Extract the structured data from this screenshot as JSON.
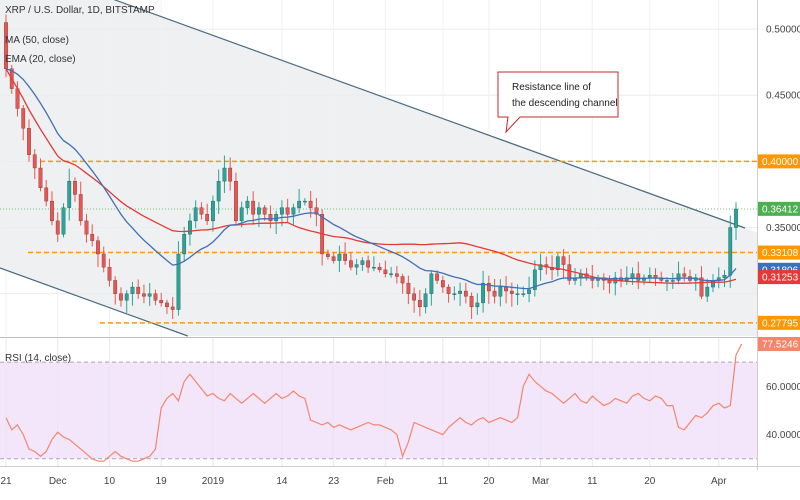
{
  "header": {
    "symbol_line": "XRP / U.S. Dollar, 1D, BITSTAMP",
    "ma_line": "MA (50, close)",
    "ema_line": "EMA (20, close)",
    "rsi_line": "RSI (14, close)"
  },
  "annotation": {
    "line1": "Resistance line of",
    "line2": "the descending channel"
  },
  "colors": {
    "up": "#26a69a",
    "down": "#ef5350",
    "ma50": "#e53935",
    "ema20": "#3f6fb6",
    "channel": "#4a6a82",
    "support": "#ff9800",
    "rsi": "#f4856b",
    "rsi_band": "#f3e6fb",
    "price_tag": "#4caf50"
  },
  "chart_data": [
    {
      "type": "candlestick",
      "title": "XRP / U.S. Dollar, 1D, BITSTAMP",
      "x_tick_labels": [
        "21",
        "Dec",
        "10",
        "19",
        "2019",
        "14",
        "23",
        "Feb",
        "11",
        "20",
        "Mar",
        "11",
        "20",
        "Apr"
      ],
      "y_tick_labels": [
        "0.50000",
        "0.45000",
        "0.35000"
      ],
      "ylim": [
        0.268,
        0.522
      ],
      "horizontal_levels": [
        0.4,
        0.33108,
        0.27795
      ],
      "price_tags": [
        {
          "label": "0.40000",
          "value": 0.4,
          "color": "#ff9800"
        },
        {
          "label": "0.36412",
          "value": 0.36412,
          "color": "#4caf50"
        },
        {
          "label": "0.33108",
          "value": 0.33108,
          "color": "#ff9800"
        },
        {
          "label": "0.31806",
          "value": 0.31806,
          "color": "#3f6fb6"
        },
        {
          "label": "0.31253",
          "value": 0.31253,
          "color": "#e53935"
        },
        {
          "label": "0.27795",
          "value": 0.27795,
          "color": "#ff9800"
        }
      ],
      "series": [
        {
          "name": "MA (50, close)",
          "color": "#e53935"
        },
        {
          "name": "EMA (20, close)",
          "color": "#3f6fb6"
        }
      ],
      "close": [
        0.47,
        0.455,
        0.44,
        0.425,
        0.405,
        0.395,
        0.38,
        0.37,
        0.355,
        0.345,
        0.365,
        0.385,
        0.375,
        0.355,
        0.345,
        0.34,
        0.33,
        0.32,
        0.31,
        0.3,
        0.295,
        0.3,
        0.305,
        0.3,
        0.298,
        0.3,
        0.295,
        0.293,
        0.29,
        0.288,
        0.33,
        0.345,
        0.355,
        0.365,
        0.36,
        0.355,
        0.37,
        0.385,
        0.395,
        0.385,
        0.355,
        0.365,
        0.37,
        0.36,
        0.365,
        0.36,
        0.355,
        0.36,
        0.365,
        0.36,
        0.365,
        0.37,
        0.37,
        0.365,
        0.36,
        0.33,
        0.328,
        0.325,
        0.33,
        0.325,
        0.32,
        0.322,
        0.325,
        0.32,
        0.32,
        0.318,
        0.315,
        0.315,
        0.313,
        0.308,
        0.3,
        0.295,
        0.29,
        0.3,
        0.315,
        0.31,
        0.305,
        0.3,
        0.3,
        0.302,
        0.298,
        0.29,
        0.293,
        0.308,
        0.302,
        0.298,
        0.305,
        0.302,
        0.3,
        0.3,
        0.3,
        0.303,
        0.318,
        0.322,
        0.32,
        0.318,
        0.328,
        0.322,
        0.31,
        0.312,
        0.315,
        0.312,
        0.31,
        0.312,
        0.31,
        0.308,
        0.312,
        0.31,
        0.312,
        0.315,
        0.31,
        0.312,
        0.314,
        0.312,
        0.31,
        0.31,
        0.31,
        0.315,
        0.313,
        0.31,
        0.312,
        0.298,
        0.305,
        0.31,
        0.312,
        0.314,
        0.35,
        0.364
      ]
    },
    {
      "type": "line",
      "title": "RSI (14, close)",
      "y_tick_labels": [
        "60.0000",
        "40.0000"
      ],
      "ylim": [
        27,
        80
      ],
      "levels": [
        70,
        30
      ],
      "last_value_label": "77.5246",
      "series": [
        {
          "name": "RSI (14, close)",
          "color": "#f4856b"
        }
      ],
      "values": [
        47,
        42,
        44,
        40,
        34,
        33,
        31,
        33,
        38,
        41,
        39,
        38,
        36,
        34,
        32,
        30,
        29,
        29,
        31,
        33,
        31,
        30,
        29,
        29,
        30,
        31,
        34,
        51,
        55,
        57,
        54,
        62,
        65,
        62,
        59,
        56,
        57,
        55,
        54,
        57,
        55,
        53,
        55,
        57,
        55,
        53,
        55,
        57,
        55,
        56,
        58,
        56,
        55,
        46,
        45,
        44,
        45,
        43,
        44,
        43,
        42,
        43,
        44,
        45,
        44,
        44,
        43,
        42,
        40,
        31,
        37,
        45,
        44,
        43,
        42,
        41,
        40,
        43,
        45,
        47,
        45,
        44,
        46,
        47,
        45,
        46,
        47,
        46,
        45,
        47,
        60,
        65,
        62,
        60,
        58,
        57,
        55,
        53,
        55,
        57,
        54,
        53,
        56,
        54,
        52,
        53,
        55,
        54,
        53,
        56,
        57,
        55,
        54,
        56,
        55,
        52,
        52,
        43,
        42,
        45,
        48,
        47,
        49,
        52,
        53,
        51,
        52,
        73,
        77.5246
      ]
    }
  ]
}
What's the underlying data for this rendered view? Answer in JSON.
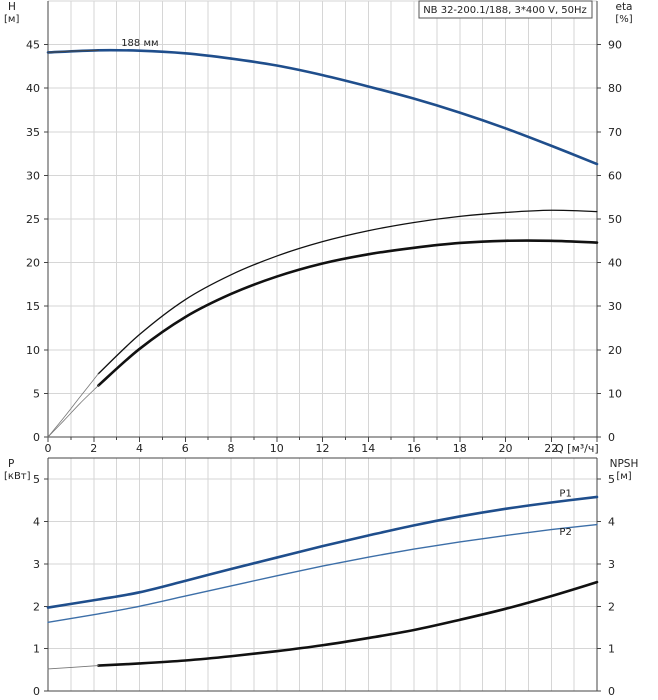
{
  "chart_data": [
    {
      "type": "line",
      "title": "NB 32-200.1/188, 3*400 V, 50Hz",
      "ylabel_left": "H",
      "yunit_left": "[м]",
      "ylabel_right": "eta",
      "yunit_right": "[%]",
      "xlabel": "Q [м³/ч]",
      "xlim": [
        0,
        24
      ],
      "ylim_left": [
        0,
        50
      ],
      "ylim_right": [
        0,
        100
      ],
      "x_ticks": [
        "0",
        "2",
        "4",
        "6",
        "8",
        "10",
        "12",
        "14",
        "16",
        "18",
        "20",
        "22"
      ],
      "y_ticks_left": [
        "0",
        "5",
        "10",
        "15",
        "20",
        "25",
        "30",
        "35",
        "40",
        "45"
      ],
      "y_ticks_right": [
        "0",
        "10",
        "20",
        "30",
        "40",
        "50",
        "60",
        "70",
        "80",
        "90"
      ],
      "grid": true,
      "annotations": [
        {
          "text": "188 мм",
          "x": 3.2,
          "y": 44.6
        }
      ],
      "series": [
        {
          "axis": "left",
          "color": "#1f4e8c",
          "width": 2.6,
          "x": [
            0,
            2.2,
            4,
            6,
            8,
            10,
            12,
            14,
            16,
            18,
            20,
            22,
            24
          ],
          "y": [
            44.1,
            44.35,
            44.3,
            44.0,
            43.4,
            42.6,
            41.5,
            40.2,
            38.8,
            37.2,
            35.4,
            33.4,
            31.3
          ]
        },
        {
          "axis": "left",
          "color": "#444444",
          "width": 1,
          "x": [
            0,
            1,
            2.2
          ],
          "y": [
            44.1,
            44.25,
            44.35
          ]
        },
        {
          "axis": "right",
          "color": "#111111",
          "width": 1.3,
          "x": [
            2.2,
            4,
            6,
            8,
            10,
            12,
            14,
            16,
            18,
            20,
            22,
            24
          ],
          "y": [
            14.5,
            23.5,
            31.5,
            37.2,
            41.5,
            44.8,
            47.3,
            49.2,
            50.6,
            51.5,
            52.0,
            51.7
          ]
        },
        {
          "axis": "right",
          "color": "#111111",
          "width": 2.6,
          "x": [
            2.2,
            4,
            6,
            8,
            10,
            12,
            14,
            16,
            18,
            20,
            22,
            24
          ],
          "y": [
            11.8,
            20.2,
            27.5,
            32.8,
            36.8,
            39.8,
            41.9,
            43.4,
            44.5,
            45.0,
            45.0,
            44.6
          ]
        },
        {
          "axis": "right",
          "color": "#777777",
          "width": 0.8,
          "x": [
            0,
            0.7,
            1.4,
            2.2
          ],
          "y": [
            0,
            4.5,
            9.2,
            14.5
          ]
        },
        {
          "axis": "right",
          "color": "#777777",
          "width": 0.8,
          "x": [
            0,
            0.7,
            1.4,
            2.2
          ],
          "y": [
            0,
            3.8,
            7.7,
            11.8
          ]
        }
      ]
    },
    {
      "type": "line",
      "ylabel_left": "P",
      "yunit_left": "[кВт]",
      "ylabel_right": "NPSH",
      "yunit_right": "[м]",
      "xlim": [
        0,
        24
      ],
      "ylim_left": [
        0,
        5.5
      ],
      "ylim_right": [
        0,
        5.5
      ],
      "y_ticks_left": [
        "0",
        "1",
        "2",
        "3",
        "4",
        "5"
      ],
      "y_ticks_right": [
        "0",
        "1",
        "2",
        "3",
        "4",
        "5"
      ],
      "grid": true,
      "series": [
        {
          "name": "P1",
          "axis": "left",
          "color": "#1f4e8c",
          "width": 2.6,
          "x": [
            0,
            2.2,
            4,
            6,
            8,
            10,
            12,
            14,
            16,
            18,
            20,
            22,
            24
          ],
          "y": [
            1.97,
            2.16,
            2.33,
            2.6,
            2.88,
            3.15,
            3.42,
            3.67,
            3.91,
            4.12,
            4.3,
            4.45,
            4.58
          ]
        },
        {
          "name": "P2",
          "axis": "left",
          "color": "#3d6fa8",
          "width": 1.4,
          "x": [
            0,
            2.2,
            4,
            6,
            8,
            10,
            12,
            14,
            16,
            18,
            20,
            22,
            24
          ],
          "y": [
            1.62,
            1.82,
            2.0,
            2.24,
            2.48,
            2.72,
            2.95,
            3.16,
            3.35,
            3.52,
            3.67,
            3.81,
            3.93
          ]
        },
        {
          "axis": "right",
          "color": "#111111",
          "width": 2.6,
          "x": [
            2.2,
            4,
            6,
            8,
            10,
            12,
            14,
            16,
            18,
            20,
            22,
            24
          ],
          "y": [
            0.6,
            0.65,
            0.72,
            0.82,
            0.94,
            1.08,
            1.25,
            1.44,
            1.68,
            1.94,
            2.24,
            2.57
          ]
        },
        {
          "axis": "right",
          "color": "#777777",
          "width": 0.9,
          "x": [
            0,
            2.2
          ],
          "y": [
            0.52,
            0.6
          ]
        }
      ],
      "line_labels": [
        {
          "text": "P1",
          "color": "#1f4e8c",
          "x": 22.9,
          "y": 4.68
        },
        {
          "text": "P2",
          "color": "#1f4e8c",
          "x": 22.9,
          "y": 3.78
        }
      ]
    }
  ]
}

Exercise prompt> Report how many lines in the data contain the word "close", with no words besides the number.

The solution> 8